— BEGIN Data in this exercise —
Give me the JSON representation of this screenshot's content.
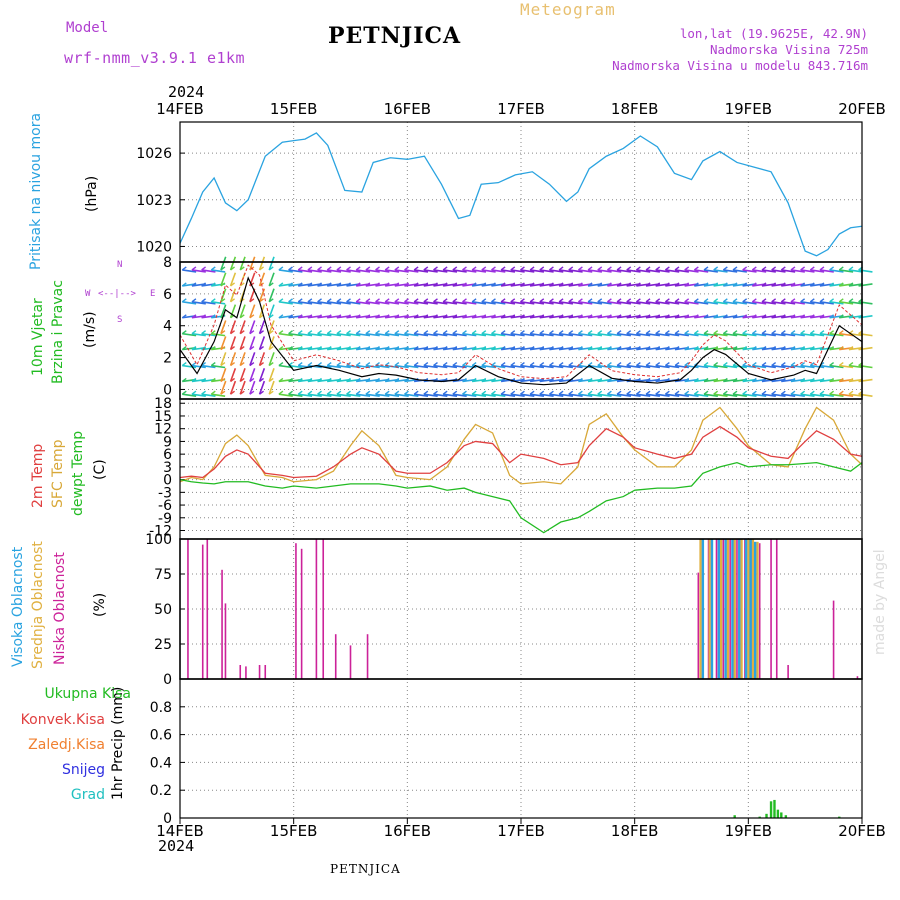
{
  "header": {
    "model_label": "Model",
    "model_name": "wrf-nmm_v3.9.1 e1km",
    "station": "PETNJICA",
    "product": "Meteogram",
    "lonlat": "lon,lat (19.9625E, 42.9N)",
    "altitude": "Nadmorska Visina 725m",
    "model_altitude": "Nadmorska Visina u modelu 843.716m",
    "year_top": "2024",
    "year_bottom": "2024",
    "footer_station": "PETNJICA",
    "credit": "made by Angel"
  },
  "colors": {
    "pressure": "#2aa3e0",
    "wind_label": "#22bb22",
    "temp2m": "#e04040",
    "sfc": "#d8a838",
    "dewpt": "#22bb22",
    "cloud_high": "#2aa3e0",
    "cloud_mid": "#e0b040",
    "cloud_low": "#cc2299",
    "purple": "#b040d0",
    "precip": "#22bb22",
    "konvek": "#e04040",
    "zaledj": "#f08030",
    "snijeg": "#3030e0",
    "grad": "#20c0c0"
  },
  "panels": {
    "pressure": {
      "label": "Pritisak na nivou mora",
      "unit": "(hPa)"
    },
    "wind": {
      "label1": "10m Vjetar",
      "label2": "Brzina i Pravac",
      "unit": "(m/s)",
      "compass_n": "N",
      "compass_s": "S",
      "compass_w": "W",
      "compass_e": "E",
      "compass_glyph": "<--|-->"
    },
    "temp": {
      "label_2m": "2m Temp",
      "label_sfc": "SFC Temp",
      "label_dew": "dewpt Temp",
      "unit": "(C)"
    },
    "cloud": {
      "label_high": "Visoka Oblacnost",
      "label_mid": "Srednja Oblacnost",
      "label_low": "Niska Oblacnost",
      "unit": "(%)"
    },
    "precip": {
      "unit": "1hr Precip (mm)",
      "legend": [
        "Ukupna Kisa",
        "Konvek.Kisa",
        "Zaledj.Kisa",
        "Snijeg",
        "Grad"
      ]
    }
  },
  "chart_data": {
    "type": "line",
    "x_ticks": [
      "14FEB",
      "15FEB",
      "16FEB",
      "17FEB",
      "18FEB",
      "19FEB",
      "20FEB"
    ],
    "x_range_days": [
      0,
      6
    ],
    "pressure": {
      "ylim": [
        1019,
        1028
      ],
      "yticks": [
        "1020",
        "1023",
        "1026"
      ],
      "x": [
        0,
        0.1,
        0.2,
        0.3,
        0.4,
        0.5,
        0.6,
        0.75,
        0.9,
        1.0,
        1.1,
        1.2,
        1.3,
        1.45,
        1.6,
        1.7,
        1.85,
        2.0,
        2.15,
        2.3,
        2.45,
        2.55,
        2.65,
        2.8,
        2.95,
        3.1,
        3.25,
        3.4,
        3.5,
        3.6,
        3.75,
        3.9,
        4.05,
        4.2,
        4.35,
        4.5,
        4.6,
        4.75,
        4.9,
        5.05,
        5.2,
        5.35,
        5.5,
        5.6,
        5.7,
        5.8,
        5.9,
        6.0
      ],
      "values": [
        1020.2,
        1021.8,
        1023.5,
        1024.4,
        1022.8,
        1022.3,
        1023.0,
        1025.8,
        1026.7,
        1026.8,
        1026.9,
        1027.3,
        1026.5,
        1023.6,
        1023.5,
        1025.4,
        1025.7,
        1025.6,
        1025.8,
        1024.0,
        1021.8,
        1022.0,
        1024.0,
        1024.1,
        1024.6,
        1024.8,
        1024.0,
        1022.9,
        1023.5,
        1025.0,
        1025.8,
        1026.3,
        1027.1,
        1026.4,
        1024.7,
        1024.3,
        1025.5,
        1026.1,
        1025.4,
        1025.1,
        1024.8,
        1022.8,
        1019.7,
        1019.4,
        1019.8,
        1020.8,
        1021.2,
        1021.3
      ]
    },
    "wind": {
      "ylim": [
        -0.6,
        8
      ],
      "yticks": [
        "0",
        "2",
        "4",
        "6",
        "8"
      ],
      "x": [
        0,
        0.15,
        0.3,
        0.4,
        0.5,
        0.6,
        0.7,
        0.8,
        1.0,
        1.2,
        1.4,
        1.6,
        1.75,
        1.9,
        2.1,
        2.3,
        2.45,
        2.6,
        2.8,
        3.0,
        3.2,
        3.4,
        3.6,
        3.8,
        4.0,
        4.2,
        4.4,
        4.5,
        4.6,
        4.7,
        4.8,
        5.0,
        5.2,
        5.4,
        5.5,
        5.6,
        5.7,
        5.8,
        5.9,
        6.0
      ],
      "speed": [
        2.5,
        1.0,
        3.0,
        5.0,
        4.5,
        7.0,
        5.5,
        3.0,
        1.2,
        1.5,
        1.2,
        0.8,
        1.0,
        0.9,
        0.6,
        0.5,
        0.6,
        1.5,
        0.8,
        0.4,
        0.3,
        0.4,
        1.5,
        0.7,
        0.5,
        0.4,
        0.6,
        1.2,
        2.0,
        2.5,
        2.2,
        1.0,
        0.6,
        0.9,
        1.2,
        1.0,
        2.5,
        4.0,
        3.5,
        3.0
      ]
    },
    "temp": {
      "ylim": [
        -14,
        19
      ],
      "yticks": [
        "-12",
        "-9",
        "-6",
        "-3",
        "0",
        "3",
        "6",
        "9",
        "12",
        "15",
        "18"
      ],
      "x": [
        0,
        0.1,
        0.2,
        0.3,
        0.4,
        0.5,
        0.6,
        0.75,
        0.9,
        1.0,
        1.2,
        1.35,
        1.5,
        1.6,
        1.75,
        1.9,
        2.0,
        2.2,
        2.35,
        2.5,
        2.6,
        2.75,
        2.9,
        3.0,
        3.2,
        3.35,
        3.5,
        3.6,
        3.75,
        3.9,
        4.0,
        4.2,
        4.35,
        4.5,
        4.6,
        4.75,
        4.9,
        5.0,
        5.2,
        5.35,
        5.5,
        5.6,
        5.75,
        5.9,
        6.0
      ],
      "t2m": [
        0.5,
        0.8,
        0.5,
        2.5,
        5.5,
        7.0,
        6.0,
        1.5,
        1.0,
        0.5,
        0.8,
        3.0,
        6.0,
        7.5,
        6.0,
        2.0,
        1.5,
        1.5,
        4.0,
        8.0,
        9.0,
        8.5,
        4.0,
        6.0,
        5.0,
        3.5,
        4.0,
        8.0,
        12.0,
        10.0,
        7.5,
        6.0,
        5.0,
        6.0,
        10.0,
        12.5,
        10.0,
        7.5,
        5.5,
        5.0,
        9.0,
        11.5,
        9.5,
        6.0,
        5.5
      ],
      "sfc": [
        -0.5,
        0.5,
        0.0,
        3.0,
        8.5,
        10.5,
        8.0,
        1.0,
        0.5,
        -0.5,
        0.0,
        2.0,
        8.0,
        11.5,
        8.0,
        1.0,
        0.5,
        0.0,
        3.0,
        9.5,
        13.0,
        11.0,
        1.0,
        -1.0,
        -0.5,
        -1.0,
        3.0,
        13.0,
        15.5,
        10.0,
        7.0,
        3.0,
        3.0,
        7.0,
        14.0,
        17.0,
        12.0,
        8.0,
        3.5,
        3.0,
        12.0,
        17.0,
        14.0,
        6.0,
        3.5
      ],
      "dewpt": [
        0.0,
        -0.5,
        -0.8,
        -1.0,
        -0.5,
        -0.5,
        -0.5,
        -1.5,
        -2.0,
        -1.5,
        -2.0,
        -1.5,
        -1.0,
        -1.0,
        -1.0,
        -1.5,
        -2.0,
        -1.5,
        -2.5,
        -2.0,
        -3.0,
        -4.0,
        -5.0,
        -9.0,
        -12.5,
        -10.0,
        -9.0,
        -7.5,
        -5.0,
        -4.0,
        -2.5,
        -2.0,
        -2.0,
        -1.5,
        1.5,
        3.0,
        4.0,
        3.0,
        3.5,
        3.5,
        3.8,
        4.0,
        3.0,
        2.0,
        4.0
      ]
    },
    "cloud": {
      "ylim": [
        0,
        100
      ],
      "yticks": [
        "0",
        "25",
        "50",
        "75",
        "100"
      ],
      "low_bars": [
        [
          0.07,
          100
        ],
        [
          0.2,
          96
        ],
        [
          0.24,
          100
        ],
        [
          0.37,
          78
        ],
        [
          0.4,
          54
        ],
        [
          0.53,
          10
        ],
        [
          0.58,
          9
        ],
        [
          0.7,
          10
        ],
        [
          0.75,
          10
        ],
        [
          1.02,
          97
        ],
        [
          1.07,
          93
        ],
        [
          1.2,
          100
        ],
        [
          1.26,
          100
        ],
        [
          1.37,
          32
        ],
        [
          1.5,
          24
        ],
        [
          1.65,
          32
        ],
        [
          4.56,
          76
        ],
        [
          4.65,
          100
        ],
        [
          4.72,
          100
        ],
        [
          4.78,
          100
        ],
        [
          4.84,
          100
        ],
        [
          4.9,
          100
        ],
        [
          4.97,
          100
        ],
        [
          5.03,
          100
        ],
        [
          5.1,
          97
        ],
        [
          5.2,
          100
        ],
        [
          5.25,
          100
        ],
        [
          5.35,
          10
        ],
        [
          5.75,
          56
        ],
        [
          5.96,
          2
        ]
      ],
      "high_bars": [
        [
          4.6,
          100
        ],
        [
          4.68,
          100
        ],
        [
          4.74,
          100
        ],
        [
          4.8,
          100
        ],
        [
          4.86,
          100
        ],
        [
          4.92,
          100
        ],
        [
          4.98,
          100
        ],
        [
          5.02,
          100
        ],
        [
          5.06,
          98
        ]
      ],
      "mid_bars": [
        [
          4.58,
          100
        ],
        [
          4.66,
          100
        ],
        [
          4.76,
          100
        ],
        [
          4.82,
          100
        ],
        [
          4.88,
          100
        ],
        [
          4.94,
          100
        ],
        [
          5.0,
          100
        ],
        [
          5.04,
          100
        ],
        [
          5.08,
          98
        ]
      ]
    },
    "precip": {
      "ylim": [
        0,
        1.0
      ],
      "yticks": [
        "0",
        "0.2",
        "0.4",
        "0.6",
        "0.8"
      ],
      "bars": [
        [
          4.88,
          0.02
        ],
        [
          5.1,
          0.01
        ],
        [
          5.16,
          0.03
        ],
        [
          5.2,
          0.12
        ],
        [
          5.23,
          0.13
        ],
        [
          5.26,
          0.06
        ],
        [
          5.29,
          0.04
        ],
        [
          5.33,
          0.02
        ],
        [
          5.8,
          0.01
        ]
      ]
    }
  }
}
— END Data in this exercise —
> [Stated problem]:
Where a line in the entries holds the word "Nadmorska", copy that line.

> [In response]:
    "altitude": "Nadmorska Visina 725m",
    "model_altitude": "Nadmorska Visina u modelu 843.716m",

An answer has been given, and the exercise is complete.